- _WRITTEN REQUEST_
How many lines in the listing below include the word "into"? Answer with the number and nothing else.
** Start of ENTRIES SHOWN **
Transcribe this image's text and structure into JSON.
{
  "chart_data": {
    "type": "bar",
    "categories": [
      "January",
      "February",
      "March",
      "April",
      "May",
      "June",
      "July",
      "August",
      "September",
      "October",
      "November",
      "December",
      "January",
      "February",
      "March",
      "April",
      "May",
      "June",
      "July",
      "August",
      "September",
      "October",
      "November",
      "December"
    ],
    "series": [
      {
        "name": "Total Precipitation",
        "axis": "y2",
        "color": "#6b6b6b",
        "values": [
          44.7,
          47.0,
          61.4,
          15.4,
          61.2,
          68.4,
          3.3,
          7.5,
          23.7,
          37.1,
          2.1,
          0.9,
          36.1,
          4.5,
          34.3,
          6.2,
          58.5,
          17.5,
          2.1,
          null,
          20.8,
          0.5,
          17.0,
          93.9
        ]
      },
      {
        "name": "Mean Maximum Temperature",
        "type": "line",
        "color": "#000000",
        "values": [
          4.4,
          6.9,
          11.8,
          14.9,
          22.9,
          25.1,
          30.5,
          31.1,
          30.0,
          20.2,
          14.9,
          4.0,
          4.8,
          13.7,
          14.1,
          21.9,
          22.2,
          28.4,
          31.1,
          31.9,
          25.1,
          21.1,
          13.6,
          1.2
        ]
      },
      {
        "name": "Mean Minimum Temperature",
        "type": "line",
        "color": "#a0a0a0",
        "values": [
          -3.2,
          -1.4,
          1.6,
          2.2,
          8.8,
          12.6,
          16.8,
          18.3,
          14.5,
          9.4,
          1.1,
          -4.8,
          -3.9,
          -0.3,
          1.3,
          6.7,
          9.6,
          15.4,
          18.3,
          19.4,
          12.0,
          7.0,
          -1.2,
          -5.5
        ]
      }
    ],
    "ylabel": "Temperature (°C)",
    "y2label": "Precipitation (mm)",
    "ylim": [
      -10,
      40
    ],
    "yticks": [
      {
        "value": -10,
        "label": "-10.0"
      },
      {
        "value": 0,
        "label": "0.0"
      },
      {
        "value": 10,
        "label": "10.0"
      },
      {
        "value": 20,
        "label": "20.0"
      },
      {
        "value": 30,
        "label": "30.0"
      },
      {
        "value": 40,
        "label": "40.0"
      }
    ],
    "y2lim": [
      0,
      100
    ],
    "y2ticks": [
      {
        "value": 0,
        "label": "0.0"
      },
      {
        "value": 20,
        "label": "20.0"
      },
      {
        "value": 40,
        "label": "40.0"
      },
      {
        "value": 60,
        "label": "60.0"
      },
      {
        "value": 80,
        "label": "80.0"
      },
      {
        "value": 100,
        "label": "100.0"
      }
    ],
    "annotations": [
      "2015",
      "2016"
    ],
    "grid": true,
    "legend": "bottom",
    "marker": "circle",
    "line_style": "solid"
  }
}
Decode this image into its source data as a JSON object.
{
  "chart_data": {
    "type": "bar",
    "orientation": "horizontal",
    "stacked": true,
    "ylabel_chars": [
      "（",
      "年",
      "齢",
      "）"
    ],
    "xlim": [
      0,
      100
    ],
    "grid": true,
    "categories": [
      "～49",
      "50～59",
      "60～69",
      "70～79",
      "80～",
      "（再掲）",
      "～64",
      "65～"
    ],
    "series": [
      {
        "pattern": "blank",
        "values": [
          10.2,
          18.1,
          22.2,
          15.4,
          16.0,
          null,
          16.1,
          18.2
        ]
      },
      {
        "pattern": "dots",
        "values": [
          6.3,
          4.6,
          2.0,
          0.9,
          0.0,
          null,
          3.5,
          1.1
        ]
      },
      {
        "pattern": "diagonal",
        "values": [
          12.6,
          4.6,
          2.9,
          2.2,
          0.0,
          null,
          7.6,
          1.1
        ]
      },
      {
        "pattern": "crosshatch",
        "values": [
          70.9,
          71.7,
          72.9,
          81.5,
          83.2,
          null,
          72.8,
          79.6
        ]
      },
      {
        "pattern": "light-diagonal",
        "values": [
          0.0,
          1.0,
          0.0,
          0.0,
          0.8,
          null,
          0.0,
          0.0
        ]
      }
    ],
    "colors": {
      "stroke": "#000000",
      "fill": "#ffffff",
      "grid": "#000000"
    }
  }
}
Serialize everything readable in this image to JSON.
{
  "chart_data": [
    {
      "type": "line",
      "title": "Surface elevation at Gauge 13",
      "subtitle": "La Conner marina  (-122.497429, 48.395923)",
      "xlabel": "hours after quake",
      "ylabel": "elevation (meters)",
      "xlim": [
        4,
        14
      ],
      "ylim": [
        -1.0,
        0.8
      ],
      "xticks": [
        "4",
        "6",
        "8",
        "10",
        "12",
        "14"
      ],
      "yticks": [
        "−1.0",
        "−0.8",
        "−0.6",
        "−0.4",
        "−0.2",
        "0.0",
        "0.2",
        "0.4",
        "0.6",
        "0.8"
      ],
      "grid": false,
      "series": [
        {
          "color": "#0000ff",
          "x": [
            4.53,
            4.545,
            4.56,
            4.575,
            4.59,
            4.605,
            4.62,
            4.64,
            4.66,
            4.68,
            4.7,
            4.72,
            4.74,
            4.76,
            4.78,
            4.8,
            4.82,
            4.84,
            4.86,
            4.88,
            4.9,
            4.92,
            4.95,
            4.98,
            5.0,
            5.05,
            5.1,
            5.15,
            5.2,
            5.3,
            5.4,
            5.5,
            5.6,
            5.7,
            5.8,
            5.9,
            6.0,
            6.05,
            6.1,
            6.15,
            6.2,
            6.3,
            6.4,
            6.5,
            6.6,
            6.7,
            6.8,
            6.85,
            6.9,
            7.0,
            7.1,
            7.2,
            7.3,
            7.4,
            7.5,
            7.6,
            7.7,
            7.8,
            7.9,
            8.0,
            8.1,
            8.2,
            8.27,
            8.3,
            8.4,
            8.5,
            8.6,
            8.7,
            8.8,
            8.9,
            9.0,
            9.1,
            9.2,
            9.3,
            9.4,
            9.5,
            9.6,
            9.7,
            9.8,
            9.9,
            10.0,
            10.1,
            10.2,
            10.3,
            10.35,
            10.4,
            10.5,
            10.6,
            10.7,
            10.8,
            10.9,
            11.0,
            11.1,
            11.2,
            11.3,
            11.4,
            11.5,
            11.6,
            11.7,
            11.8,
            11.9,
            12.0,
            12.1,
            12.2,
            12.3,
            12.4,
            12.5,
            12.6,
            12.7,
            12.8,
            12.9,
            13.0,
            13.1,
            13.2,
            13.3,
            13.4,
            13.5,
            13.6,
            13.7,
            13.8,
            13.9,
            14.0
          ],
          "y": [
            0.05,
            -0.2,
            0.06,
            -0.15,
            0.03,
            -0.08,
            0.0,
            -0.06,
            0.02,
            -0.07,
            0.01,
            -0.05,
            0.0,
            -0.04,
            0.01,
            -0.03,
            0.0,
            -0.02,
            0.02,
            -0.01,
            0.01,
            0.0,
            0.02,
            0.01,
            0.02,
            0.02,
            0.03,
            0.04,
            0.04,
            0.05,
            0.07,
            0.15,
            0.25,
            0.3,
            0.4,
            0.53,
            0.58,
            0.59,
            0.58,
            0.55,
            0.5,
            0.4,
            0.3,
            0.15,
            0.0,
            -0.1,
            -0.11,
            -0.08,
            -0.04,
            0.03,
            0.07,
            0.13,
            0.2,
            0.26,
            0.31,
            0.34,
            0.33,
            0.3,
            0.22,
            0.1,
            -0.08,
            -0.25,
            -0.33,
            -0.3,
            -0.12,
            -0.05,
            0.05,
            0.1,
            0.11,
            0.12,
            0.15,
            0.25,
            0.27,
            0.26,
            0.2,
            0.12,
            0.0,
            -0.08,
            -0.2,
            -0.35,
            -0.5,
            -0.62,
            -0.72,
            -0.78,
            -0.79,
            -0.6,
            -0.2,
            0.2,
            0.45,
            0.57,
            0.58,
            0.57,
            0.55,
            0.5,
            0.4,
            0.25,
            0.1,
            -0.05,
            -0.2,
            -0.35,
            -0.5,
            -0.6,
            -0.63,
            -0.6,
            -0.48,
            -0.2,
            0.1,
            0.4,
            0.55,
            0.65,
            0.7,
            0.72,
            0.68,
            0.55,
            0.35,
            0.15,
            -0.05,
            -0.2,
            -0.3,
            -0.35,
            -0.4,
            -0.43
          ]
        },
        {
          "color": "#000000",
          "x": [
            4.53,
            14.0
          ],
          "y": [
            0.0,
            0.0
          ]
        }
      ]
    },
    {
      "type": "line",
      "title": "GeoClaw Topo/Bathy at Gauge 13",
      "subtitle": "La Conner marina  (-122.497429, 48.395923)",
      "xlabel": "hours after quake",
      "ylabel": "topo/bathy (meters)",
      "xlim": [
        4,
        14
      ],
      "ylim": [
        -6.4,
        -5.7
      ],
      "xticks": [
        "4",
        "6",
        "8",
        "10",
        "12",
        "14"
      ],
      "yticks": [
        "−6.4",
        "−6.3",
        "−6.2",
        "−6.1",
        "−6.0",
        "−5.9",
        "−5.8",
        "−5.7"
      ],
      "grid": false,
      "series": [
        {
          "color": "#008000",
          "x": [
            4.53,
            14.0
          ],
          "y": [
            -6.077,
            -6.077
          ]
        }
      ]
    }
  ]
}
** End of ENTRIES SHOWN **
- _CORRECT RESULT_
2